WORK TO BE COMPLETED: Word for word, restate every line of the material.

─── STORED RECORDS ───

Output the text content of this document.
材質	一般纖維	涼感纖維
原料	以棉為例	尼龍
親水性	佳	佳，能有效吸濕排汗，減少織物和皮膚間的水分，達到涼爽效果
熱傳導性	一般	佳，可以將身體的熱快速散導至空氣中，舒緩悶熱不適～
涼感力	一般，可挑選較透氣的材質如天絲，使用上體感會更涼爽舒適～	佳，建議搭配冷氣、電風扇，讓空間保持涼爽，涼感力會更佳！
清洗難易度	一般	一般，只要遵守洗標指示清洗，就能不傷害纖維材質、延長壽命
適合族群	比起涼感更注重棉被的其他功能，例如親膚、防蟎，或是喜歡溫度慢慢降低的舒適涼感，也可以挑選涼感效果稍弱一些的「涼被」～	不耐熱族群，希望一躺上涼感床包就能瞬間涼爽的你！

───

OUTPUT FOR THIS EXERCISE:
Output the text content of this document.
材質	一般纖維	涼感纖維
原料	以棉為例	尼龍
親水性	佳	佳，能有效吸濕排汗，減少織物和皮膚間的水分，達到涼爽效果
熱傳導性	一般	佳，可以將身體的熱快速散導至空氣中，舒緩悶熱不適～
涼感力	一般，可挑選較透氣的材質如天絲，使用上體感會更涼爽舒適～	佳，建議搭配冷氣、電風扇，讓空間保持涼爽，涼感力會更佳！
清洗難易度	一般	一般，只要遵守洗標指示清洗，就能不傷害纖維材質、延長壽命
適合族群	比起涼感更注重棉被的其他功能，例如親膚、防蟎，或是喜歡溫度慢慢降低的舒適涼感，也可以挑選涼感效果稍弱一些的「涼被」～	不耐熱族群，希望一躺上涼感床包就能瞬間涼爽的你！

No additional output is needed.